Stated exercise -> Search the records for "elements". Copy every line where it appears.

Entries supplied ->
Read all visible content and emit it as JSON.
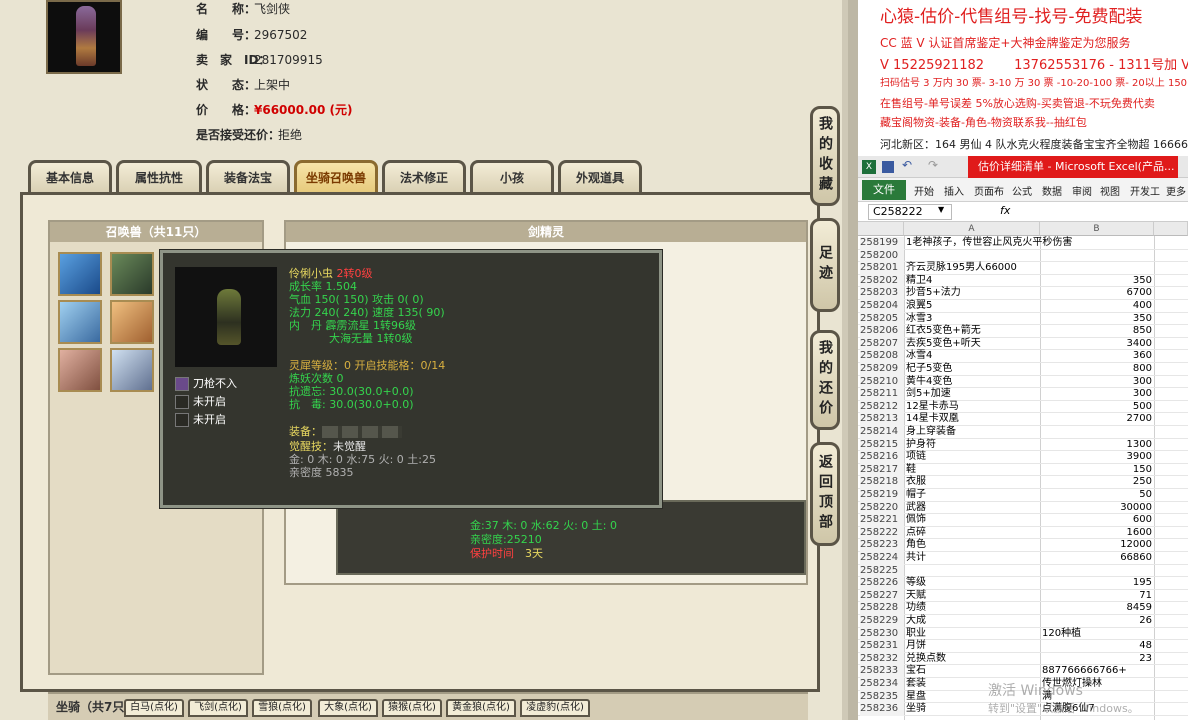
{
  "listing": {
    "name_label": "名　　称：",
    "name": "飞剑侠",
    "id_label": "编　　号：",
    "id": "2967502",
    "seller_label": "卖　家　ID：",
    "seller": "281709915",
    "status_label": "状　　态：",
    "status": "上架中",
    "price_label": "价　　格：",
    "price": "¥66000.00 (元)",
    "bargain_label": "是否接受还价：",
    "bargain": "拒绝"
  },
  "tabs": [
    "基本信息",
    "属性抗性",
    "装备法宝",
    "坐骑召唤兽",
    "法术修正",
    "小孩",
    "外观道具"
  ],
  "pet_panel": {
    "title": "召唤兽（共11只）"
  },
  "detail_panel": {
    "title": "剑精灵"
  },
  "tooltip": {
    "name": "伶俐小虫",
    "level": "2转0级",
    "growth": "成长率 1.504",
    "qi": "气血 150( 150) 攻击 0( 0)",
    "fa": "法力 240( 240) 速度 135( 90)",
    "neidan1": "内　丹 霹雳流星 1转96级",
    "neidan2": "大海无量 1转0级",
    "spirit": "灵犀等级：0 开启技能格：0/14",
    "refine": "炼妖次数 0",
    "resist1": "抗遗忘: 30.0(30.0+0.0)",
    "resist2": "抗　毒: 30.0(30.0+0.0)",
    "equip_label": "装备：",
    "awaken_label": "觉醒技：",
    "awaken": "未觉醒",
    "elements": "金: 0 木: 0 水:75 火: 0 土:25",
    "intimacy": "亲密度 5835",
    "skills": [
      "刀枪不入",
      "未开启",
      "未开启"
    ]
  },
  "second_card": {
    "elements": "金:37 木: 0 水:62 火: 0 土: 0",
    "intimacy": "亲密度:25210",
    "protect_label": "保护时间",
    "protect": "3天"
  },
  "side_buttons": [
    "我的收藏",
    "足迹",
    "我的还价",
    "返回顶部"
  ],
  "mount": {
    "label": "坐骑（共7只）",
    "tabs": [
      "白马(点化)",
      "飞剑(点化)",
      "雪狼(点化)",
      "大象(点化)",
      "猿猴(点化)",
      "黄金狼(点化)",
      "凌虚豹(点化)"
    ]
  },
  "ad": {
    "title": "心猿-估价-代售组号-找号-免费配装",
    "l1": "CC 蓝 V 认证首席鉴定+大神金牌鉴定为您服务",
    "l2": "V 15225921182　　 13762553176 - 1311号加 V",
    "l3": "扫码估号 3 万内 30 票- 3-10 万 30 票 -10-20-100 票- 20以上 150",
    "l4": "在售组号-单号误差 5%放心选购-买卖管退-不玩免费代卖",
    "l5": "藏宝阁物资-装备-角色-物资联系我--抽红包",
    "l6": "河北新区：164 男仙 4 队水克火程度装备宝宝齐全物超 16666"
  },
  "excel": {
    "doc_title": "估价详细清单 - Microsoft Excel(产品...",
    "file_tab": "文件",
    "menu": [
      "开始",
      "插入",
      "页面布",
      "公式",
      "数据",
      "审阅",
      "视图",
      "开发工",
      "更多"
    ],
    "name_box": "C258222",
    "fx": "fx",
    "col_a": "A",
    "col_b": "B",
    "rows": [
      {
        "n": "258199",
        "a": "1老神孩子，传世容止风克火平秒伤害",
        "b": ""
      },
      {
        "n": "258200",
        "a": "",
        "b": ""
      },
      {
        "n": "258201",
        "a": "齐云灵脉195男人66000",
        "b": ""
      },
      {
        "n": "258202",
        "a": "精卫4",
        "b": "350"
      },
      {
        "n": "258203",
        "a": "抄音5+法力",
        "b": "6700"
      },
      {
        "n": "258204",
        "a": "浪翼5",
        "b": "400"
      },
      {
        "n": "258205",
        "a": "冰雪3",
        "b": "350"
      },
      {
        "n": "258206",
        "a": "红衣5变色+箭无",
        "b": "850"
      },
      {
        "n": "258207",
        "a": "去疾5变色+听天",
        "b": "3400"
      },
      {
        "n": "258208",
        "a": "冰雪4",
        "b": "360"
      },
      {
        "n": "258209",
        "a": "杞子5变色",
        "b": "800"
      },
      {
        "n": "258210",
        "a": "黄牛4变色",
        "b": "300"
      },
      {
        "n": "258211",
        "a": "剑5+加速",
        "b": "300"
      },
      {
        "n": "258212",
        "a": "12星卡赤马",
        "b": "500"
      },
      {
        "n": "258213",
        "a": "14星卡双凰",
        "b": "2700"
      },
      {
        "n": "258214",
        "a": "身上穿装备",
        "b": ""
      },
      {
        "n": "258215",
        "a": "护身符",
        "b": "1300"
      },
      {
        "n": "258216",
        "a": "项链",
        "b": "3900"
      },
      {
        "n": "258217",
        "a": "鞋",
        "b": "150"
      },
      {
        "n": "258218",
        "a": "衣服",
        "b": "250"
      },
      {
        "n": "258219",
        "a": "帽子",
        "b": "50"
      },
      {
        "n": "258220",
        "a": "武器",
        "b": "30000"
      },
      {
        "n": "258221",
        "a": "佩饰",
        "b": "600"
      },
      {
        "n": "258222",
        "a": "点碎",
        "b": "1600"
      },
      {
        "n": "258223",
        "a": "角色",
        "b": "12000"
      },
      {
        "n": "258224",
        "a": "共计",
        "b": "66860"
      },
      {
        "n": "258225",
        "a": "",
        "b": ""
      },
      {
        "n": "258226",
        "a": "等级",
        "b": "195"
      },
      {
        "n": "258227",
        "a": "天赋",
        "b": "71"
      },
      {
        "n": "258228",
        "a": "功绩",
        "b": "8459"
      },
      {
        "n": "258229",
        "a": "大成",
        "b": "26"
      },
      {
        "n": "258230",
        "a": "职业",
        "bl": "120种植"
      },
      {
        "n": "258231",
        "a": "月饼",
        "b": "48"
      },
      {
        "n": "258232",
        "a": "兑换点数",
        "b": "23"
      },
      {
        "n": "258233",
        "a": "宝石",
        "bl": "887766666766+"
      },
      {
        "n": "258234",
        "a": "套装",
        "bl": "传世燃灯操林"
      },
      {
        "n": "258235",
        "a": "星盘",
        "bl": "满"
      },
      {
        "n": "258236",
        "a": "坐骑",
        "bl": "点满腹6仙7"
      }
    ],
    "watermark": "激活 Windows",
    "watermark2": "转到\"设置\"以激活 Windows。"
  }
}
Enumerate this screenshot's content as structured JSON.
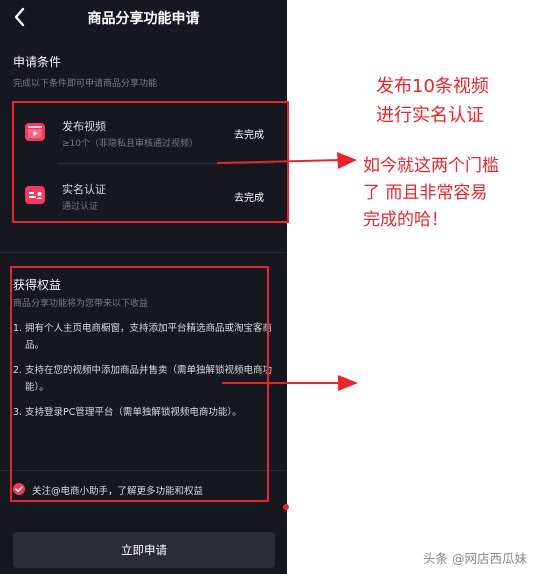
{
  "header": {
    "title": "商品分享功能申请",
    "back_icon": "back-arrow-icon"
  },
  "conditions": {
    "title": "申请条件",
    "subtitle": "完成以下条件即可申请商品分享功能",
    "items": [
      {
        "name": "发布视频",
        "desc": "≥10个（非隐私且审核通过视频）",
        "action": "去完成",
        "icon": "video-clapper-icon"
      },
      {
        "name": "实名认证",
        "desc": "通过认证",
        "action": "去完成",
        "icon": "id-card-icon"
      }
    ]
  },
  "benefits": {
    "title": "获得权益",
    "subtitle": "商品分享功能将为您带来以下收益",
    "items": [
      {
        "num": "1.",
        "text": "拥有个人主页电商橱窗，支持添加平台精选商品或淘宝客商品。"
      },
      {
        "num": "2.",
        "text": "支持在您的视频中添加商品并售卖（需单独解锁视频电商功能）。"
      },
      {
        "num": "3.",
        "text": "支持登录PC管理平台（需单独解锁视频电商功能）。"
      }
    ]
  },
  "follow": {
    "text": "关注@电商小助手，了解更多功能和权益",
    "checked": true
  },
  "apply_button": {
    "label": "立即申请"
  },
  "annotations": {
    "top_line1": "发布10条视频",
    "top_line2": "进行实名认证",
    "mid_line1": "如今就这两个门槛",
    "mid_line2": "了 而且非常容易",
    "mid_line3": "完成的哈！"
  },
  "watermark": "头条 @网店西瓜妹",
  "colors": {
    "background": "#16171f",
    "accent": "#f03a5f",
    "annotation_red": "#e8242c",
    "button": "#2b2c35"
  }
}
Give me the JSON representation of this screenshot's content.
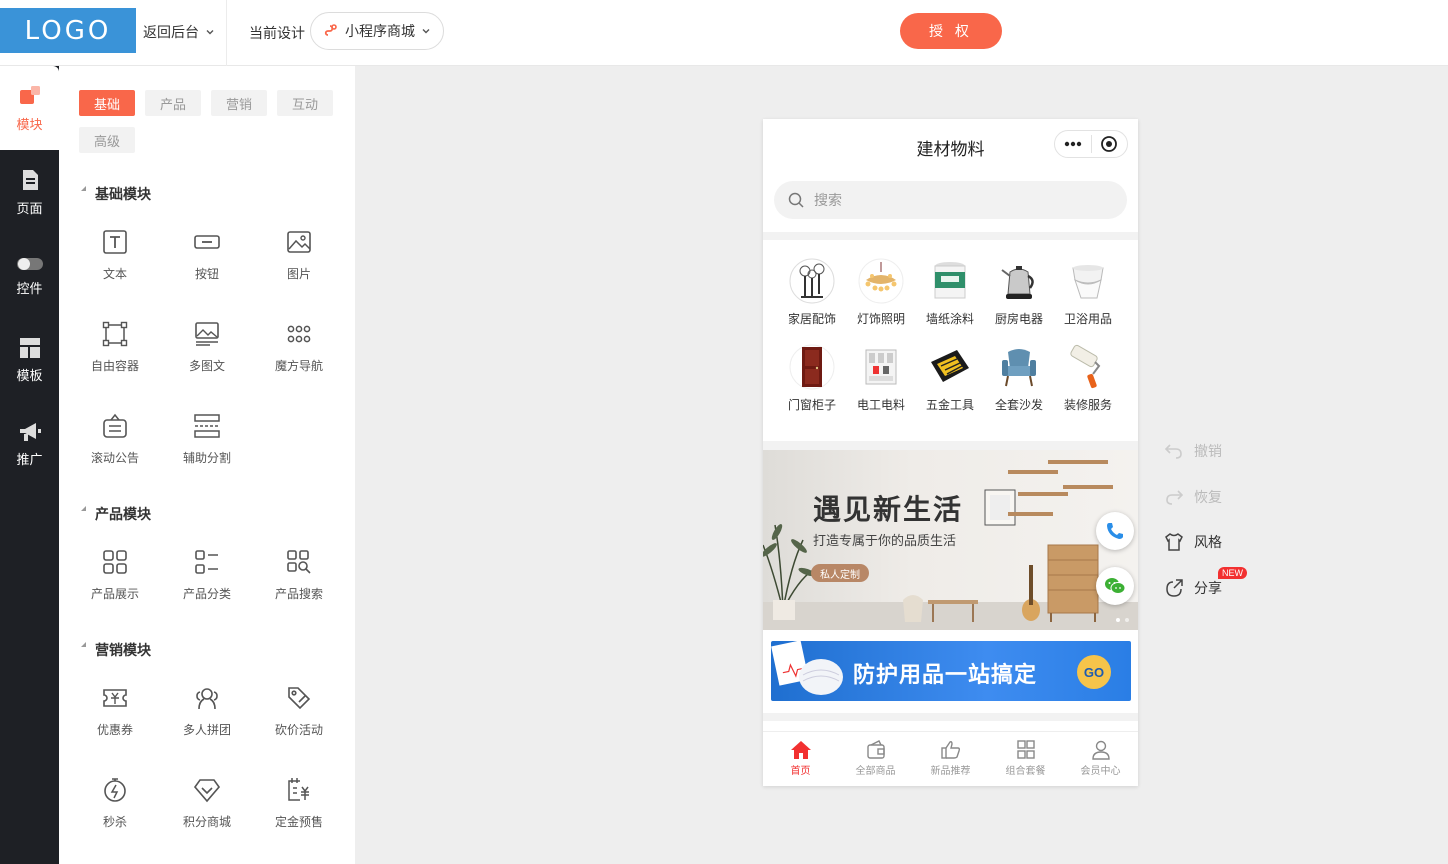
{
  "topbar": {
    "logo": "LOGO",
    "back_label": "返回后台",
    "current_label": "当前设计",
    "current_value": "小程序商城",
    "auth_label": "授 权"
  },
  "rail": [
    {
      "label": "模块",
      "icon": "module-icon",
      "active": true
    },
    {
      "label": "页面",
      "icon": "page-icon"
    },
    {
      "label": "控件",
      "icon": "toggle-icon"
    },
    {
      "label": "模板",
      "icon": "template-icon"
    },
    {
      "label": "推广",
      "icon": "megaphone-icon"
    }
  ],
  "tabs": [
    "基础",
    "产品",
    "营销",
    "互动",
    "高级"
  ],
  "sections": [
    {
      "title": "基础模块",
      "items": [
        {
          "label": "文本",
          "icon": "text-icon"
        },
        {
          "label": "按钮",
          "icon": "button-icon"
        },
        {
          "label": "图片",
          "icon": "image-icon"
        },
        {
          "label": "自由容器",
          "icon": "container-icon"
        },
        {
          "label": "多图文",
          "icon": "multi-image-icon"
        },
        {
          "label": "魔方导航",
          "icon": "grid-dots-icon"
        },
        {
          "label": "滚动公告",
          "icon": "notice-icon"
        },
        {
          "label": "辅助分割",
          "icon": "divider-icon"
        }
      ]
    },
    {
      "title": "产品模块",
      "items": [
        {
          "label": "产品展示",
          "icon": "product-grid-icon"
        },
        {
          "label": "产品分类",
          "icon": "category-icon"
        },
        {
          "label": "产品搜索",
          "icon": "product-search-icon"
        }
      ]
    },
    {
      "title": "营销模块",
      "items": [
        {
          "label": "优惠券",
          "icon": "coupon-icon"
        },
        {
          "label": "多人拼团",
          "icon": "group-icon"
        },
        {
          "label": "砍价活动",
          "icon": "bargain-icon"
        },
        {
          "label": "秒杀",
          "icon": "flash-sale-icon"
        },
        {
          "label": "积分商城",
          "icon": "points-icon"
        },
        {
          "label": "定金预售",
          "icon": "presale-icon"
        }
      ]
    }
  ],
  "phone": {
    "title": "建材物料",
    "search_placeholder": "搜索",
    "categories": [
      "家居配饰",
      "灯饰照明",
      "墙纸涂料",
      "厨房电器",
      "卫浴用品",
      "门窗柜子",
      "电工电料",
      "五金工具",
      "全套沙发",
      "装修服务"
    ],
    "banner": {
      "title": "遇见新生活",
      "subtitle": "打造专属于你的品质生活",
      "tag": "私人定制"
    },
    "promo": {
      "text": "防护用品一站搞定",
      "go": "GO"
    },
    "tabbar": [
      "首页",
      "全部商品",
      "新品推荐",
      "组合套餐",
      "会员中心"
    ]
  },
  "actions": [
    {
      "label": "撤销",
      "icon": "undo-icon",
      "disabled": true
    },
    {
      "label": "恢复",
      "icon": "redo-icon",
      "disabled": true
    },
    {
      "label": "风格",
      "icon": "shirt-icon",
      "disabled": false
    },
    {
      "label": "分享",
      "icon": "share-icon",
      "disabled": false,
      "badge": "NEW"
    }
  ],
  "colors": {
    "accent": "#f9674a",
    "logo_bg": "#3a93d8",
    "rail_bg": "#1e2025",
    "tab_active": "#f23030"
  }
}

Output ->
    "elements": "金: 0 木: 0 水:75 火: 0 土:25",
    "elements": "金:37 木: 0 水:62 火: 0 土: 0",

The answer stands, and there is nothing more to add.